%%

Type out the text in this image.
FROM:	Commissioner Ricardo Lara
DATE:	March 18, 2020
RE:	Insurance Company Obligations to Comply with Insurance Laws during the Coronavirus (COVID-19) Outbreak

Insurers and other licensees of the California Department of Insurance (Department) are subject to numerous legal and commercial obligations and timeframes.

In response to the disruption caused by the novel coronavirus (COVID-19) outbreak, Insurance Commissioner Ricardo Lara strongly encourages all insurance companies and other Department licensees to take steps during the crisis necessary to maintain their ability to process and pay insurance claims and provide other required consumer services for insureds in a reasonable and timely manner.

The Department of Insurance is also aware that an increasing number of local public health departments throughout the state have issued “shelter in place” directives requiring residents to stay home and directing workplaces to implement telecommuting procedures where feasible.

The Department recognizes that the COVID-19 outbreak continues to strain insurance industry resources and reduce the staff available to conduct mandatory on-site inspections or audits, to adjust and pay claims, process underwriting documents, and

%%

> _Exercise goal_
Give back the complete data, each line unchanged.

> _Written solution_
Type out the text in this image.
FROM:	Commissioner Ricardo Lara
DATE:	March 18, 2020
RE:	Insurance Company Obligations to Comply with Insurance Laws during the Coronavirus (COVID-19) Outbreak

Insurers and other licensees of the California Department of Insurance (Department) are subject to numerous legal and commercial obligations and timeframes.

In response to the disruption caused by the novel coronavirus (COVID-19) outbreak, Insurance Commissioner Ricardo Lara strongly encourages all insurance companies and other Department licensees to take steps during the crisis necessary to maintain their ability to process and pay insurance claims and provide other required consumer services for insureds in a reasonable and timely manner.

The Department of Insurance is also aware that an increasing number of local public health departments throughout the state have issued “shelter in place” directives requiring residents to stay home and directing workplaces to implement telecommuting procedures where feasible.

The Department recognizes that the COVID-19 outbreak continues to strain insurance industry resources and reduce the staff available to conduct mandatory on-site inspections or audits, to adjust and pay claims, process underwriting documents, and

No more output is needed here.